[Collected data]
::::
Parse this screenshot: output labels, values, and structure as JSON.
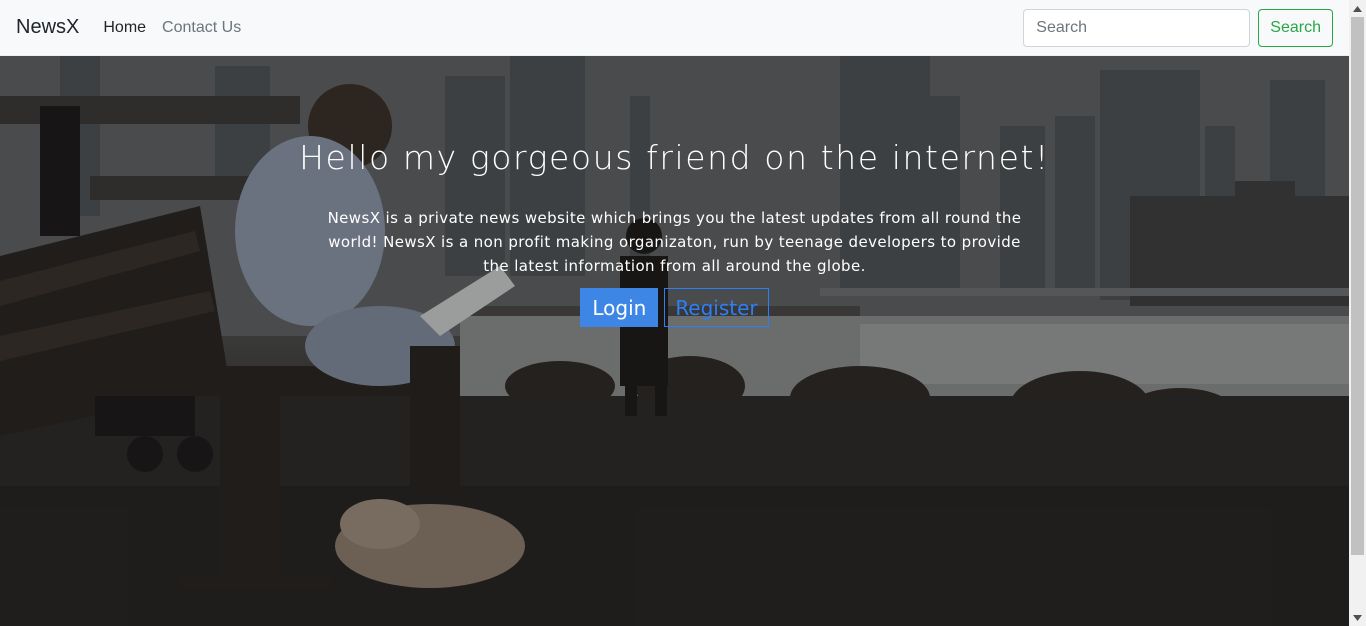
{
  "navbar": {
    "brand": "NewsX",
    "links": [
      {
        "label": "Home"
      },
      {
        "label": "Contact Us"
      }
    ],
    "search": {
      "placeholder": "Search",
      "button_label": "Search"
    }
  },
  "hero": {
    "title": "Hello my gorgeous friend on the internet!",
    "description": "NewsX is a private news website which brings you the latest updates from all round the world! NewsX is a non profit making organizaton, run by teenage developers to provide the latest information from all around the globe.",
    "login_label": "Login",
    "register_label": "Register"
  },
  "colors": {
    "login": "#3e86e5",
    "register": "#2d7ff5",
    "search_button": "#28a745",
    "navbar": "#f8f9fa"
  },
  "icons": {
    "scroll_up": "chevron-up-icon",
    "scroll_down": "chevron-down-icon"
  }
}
::::
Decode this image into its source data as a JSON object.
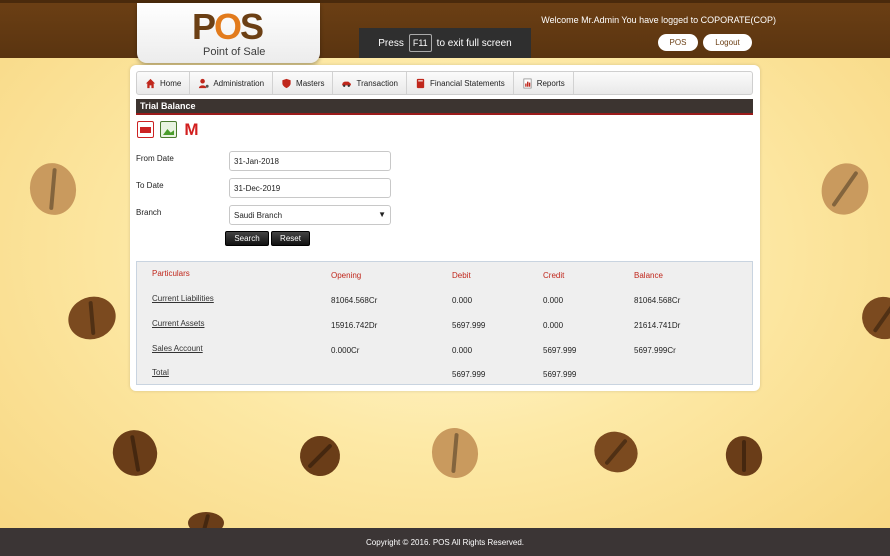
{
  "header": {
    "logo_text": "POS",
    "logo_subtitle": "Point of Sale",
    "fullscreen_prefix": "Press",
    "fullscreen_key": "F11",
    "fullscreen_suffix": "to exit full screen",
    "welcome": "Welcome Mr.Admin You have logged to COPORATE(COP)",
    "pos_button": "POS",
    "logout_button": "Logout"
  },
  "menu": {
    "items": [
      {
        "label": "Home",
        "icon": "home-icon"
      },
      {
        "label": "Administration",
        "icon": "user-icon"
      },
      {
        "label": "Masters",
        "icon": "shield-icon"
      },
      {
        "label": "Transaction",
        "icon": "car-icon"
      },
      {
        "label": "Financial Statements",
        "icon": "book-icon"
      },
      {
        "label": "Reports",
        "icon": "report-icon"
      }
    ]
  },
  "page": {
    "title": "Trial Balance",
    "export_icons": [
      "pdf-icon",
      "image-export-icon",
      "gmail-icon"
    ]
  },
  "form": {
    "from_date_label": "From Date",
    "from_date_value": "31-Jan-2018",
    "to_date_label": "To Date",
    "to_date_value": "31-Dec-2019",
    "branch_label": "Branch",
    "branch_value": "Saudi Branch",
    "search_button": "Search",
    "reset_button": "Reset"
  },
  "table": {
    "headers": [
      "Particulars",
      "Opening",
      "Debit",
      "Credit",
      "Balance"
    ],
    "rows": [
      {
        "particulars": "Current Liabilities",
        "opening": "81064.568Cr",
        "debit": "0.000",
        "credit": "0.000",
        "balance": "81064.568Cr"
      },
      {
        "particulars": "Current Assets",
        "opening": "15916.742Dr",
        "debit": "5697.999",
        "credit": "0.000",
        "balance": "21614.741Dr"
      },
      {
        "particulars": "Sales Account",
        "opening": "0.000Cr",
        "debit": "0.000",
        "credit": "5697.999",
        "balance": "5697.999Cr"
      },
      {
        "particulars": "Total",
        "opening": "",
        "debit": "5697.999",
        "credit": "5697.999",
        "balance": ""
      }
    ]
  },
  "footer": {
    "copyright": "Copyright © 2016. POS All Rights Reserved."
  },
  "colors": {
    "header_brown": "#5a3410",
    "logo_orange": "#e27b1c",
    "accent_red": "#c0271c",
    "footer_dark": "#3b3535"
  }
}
::::
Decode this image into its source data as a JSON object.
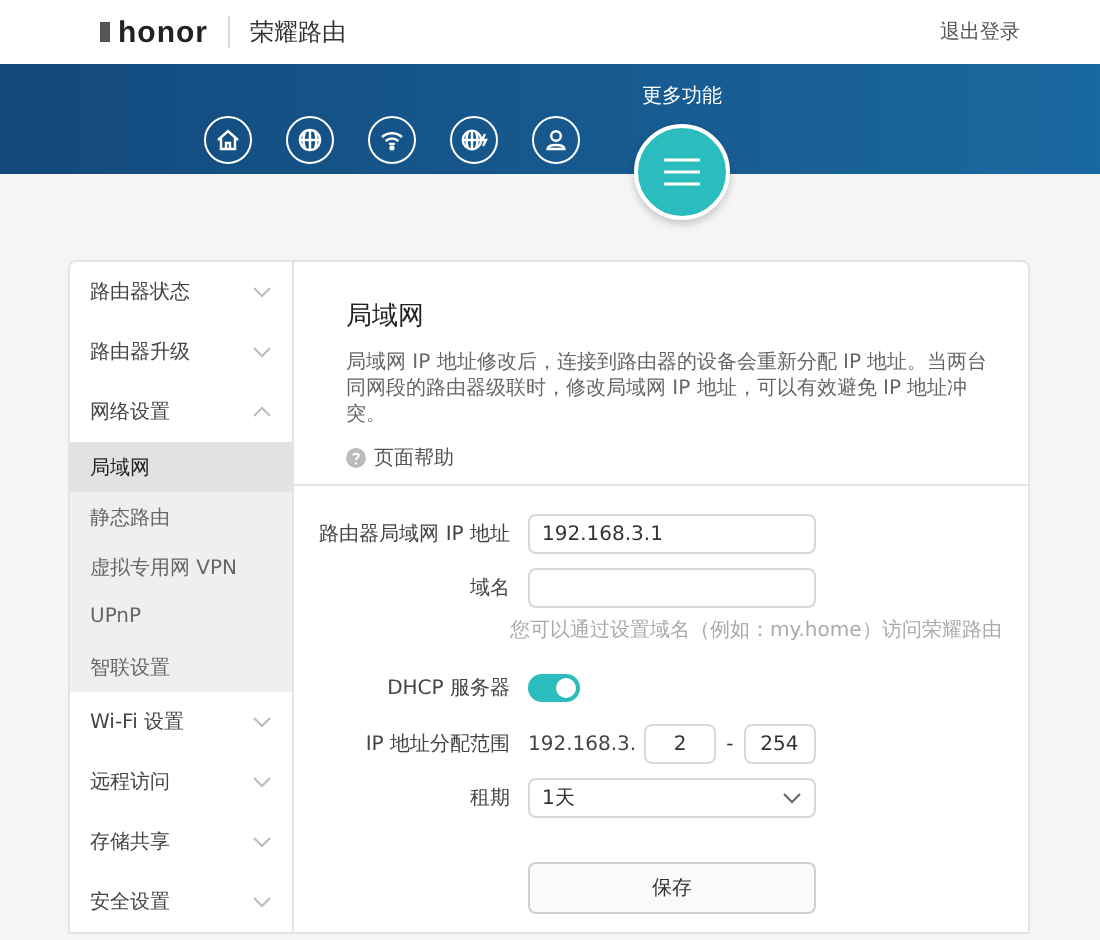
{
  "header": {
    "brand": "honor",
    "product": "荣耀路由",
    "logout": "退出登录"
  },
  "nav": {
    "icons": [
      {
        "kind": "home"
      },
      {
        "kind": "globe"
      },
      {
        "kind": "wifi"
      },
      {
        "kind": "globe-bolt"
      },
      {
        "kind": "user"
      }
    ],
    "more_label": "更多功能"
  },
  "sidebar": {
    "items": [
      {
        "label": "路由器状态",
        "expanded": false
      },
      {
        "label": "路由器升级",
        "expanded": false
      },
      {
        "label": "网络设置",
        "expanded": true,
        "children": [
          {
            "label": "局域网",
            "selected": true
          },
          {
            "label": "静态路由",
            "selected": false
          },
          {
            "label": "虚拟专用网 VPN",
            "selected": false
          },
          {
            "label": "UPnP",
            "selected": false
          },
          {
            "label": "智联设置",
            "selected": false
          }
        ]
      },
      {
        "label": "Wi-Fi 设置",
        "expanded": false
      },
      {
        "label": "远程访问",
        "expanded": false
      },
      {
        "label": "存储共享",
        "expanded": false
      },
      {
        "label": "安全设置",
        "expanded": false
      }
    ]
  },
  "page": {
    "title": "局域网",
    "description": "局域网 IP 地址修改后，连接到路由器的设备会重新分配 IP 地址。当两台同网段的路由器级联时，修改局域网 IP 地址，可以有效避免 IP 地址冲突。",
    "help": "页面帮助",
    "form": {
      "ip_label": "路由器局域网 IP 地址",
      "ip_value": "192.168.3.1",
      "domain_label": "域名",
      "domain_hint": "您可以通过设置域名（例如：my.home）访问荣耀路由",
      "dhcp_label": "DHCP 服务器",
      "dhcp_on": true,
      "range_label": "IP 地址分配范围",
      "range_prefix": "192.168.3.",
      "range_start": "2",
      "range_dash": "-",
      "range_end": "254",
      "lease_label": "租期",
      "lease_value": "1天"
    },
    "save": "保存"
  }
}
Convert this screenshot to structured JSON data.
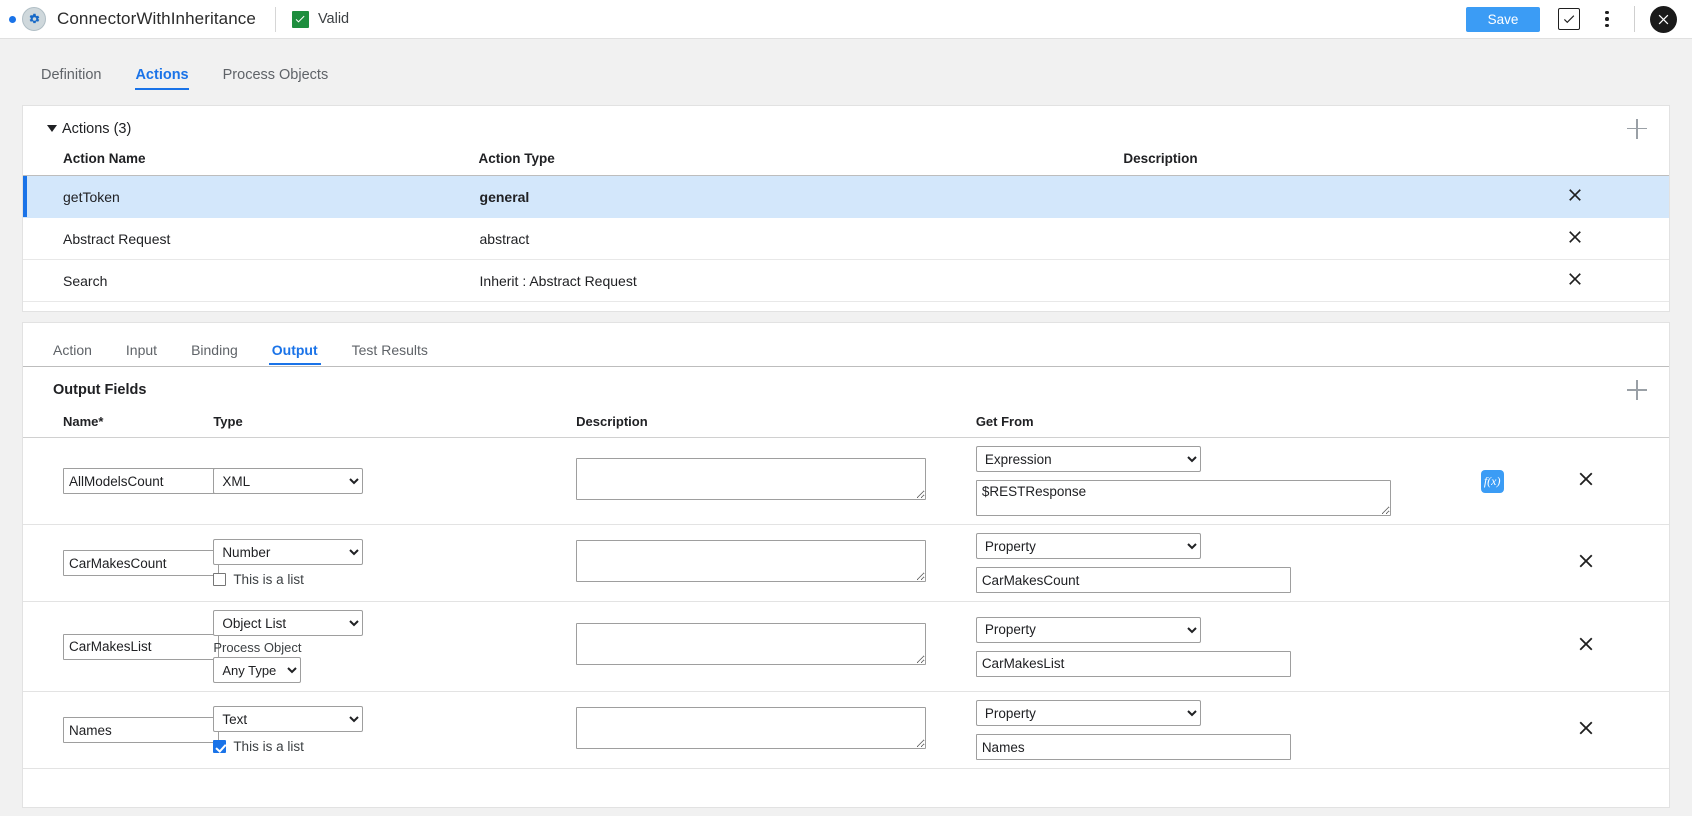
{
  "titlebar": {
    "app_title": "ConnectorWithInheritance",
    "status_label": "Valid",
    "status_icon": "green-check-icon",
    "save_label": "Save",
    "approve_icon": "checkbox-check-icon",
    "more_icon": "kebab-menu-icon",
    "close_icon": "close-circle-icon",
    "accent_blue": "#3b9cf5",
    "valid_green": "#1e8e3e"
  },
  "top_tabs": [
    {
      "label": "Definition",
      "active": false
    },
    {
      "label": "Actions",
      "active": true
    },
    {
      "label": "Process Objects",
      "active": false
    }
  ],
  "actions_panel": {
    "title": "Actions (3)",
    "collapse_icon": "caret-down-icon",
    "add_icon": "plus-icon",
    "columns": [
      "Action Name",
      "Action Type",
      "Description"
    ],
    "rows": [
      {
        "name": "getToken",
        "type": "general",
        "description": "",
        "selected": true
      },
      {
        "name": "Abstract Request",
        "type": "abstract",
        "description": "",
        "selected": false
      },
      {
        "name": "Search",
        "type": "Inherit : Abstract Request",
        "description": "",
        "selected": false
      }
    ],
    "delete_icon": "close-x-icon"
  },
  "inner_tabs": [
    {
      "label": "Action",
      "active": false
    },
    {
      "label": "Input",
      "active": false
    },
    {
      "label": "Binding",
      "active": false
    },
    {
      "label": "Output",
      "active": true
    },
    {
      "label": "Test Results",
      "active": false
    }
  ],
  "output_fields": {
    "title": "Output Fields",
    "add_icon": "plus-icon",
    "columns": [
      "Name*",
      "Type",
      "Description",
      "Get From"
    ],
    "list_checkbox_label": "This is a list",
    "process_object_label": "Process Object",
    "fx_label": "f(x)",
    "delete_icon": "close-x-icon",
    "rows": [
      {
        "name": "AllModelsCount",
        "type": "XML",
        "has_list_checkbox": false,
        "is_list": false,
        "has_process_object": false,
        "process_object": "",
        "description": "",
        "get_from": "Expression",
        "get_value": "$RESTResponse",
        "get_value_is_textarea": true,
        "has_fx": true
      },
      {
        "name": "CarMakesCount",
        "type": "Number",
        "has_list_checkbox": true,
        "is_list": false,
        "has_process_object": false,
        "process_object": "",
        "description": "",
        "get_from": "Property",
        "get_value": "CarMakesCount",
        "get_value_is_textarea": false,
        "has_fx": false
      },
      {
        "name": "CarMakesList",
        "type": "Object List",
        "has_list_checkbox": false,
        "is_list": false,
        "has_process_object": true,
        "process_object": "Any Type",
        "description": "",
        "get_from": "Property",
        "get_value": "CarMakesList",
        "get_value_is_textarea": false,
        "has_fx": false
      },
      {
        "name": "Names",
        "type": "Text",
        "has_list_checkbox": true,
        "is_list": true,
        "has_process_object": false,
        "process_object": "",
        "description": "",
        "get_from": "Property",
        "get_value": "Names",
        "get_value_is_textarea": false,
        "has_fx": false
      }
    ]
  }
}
::::
### Aim
Scan the material above. Return every line containing the string "JSON".

### Exercise response
Parse this screenshot: output labels, values, and structure as JSON.
Decode this image into its source data as a JSON object.
Decode this image into its source data as a JSON object.
Convert this screenshot to structured JSON data.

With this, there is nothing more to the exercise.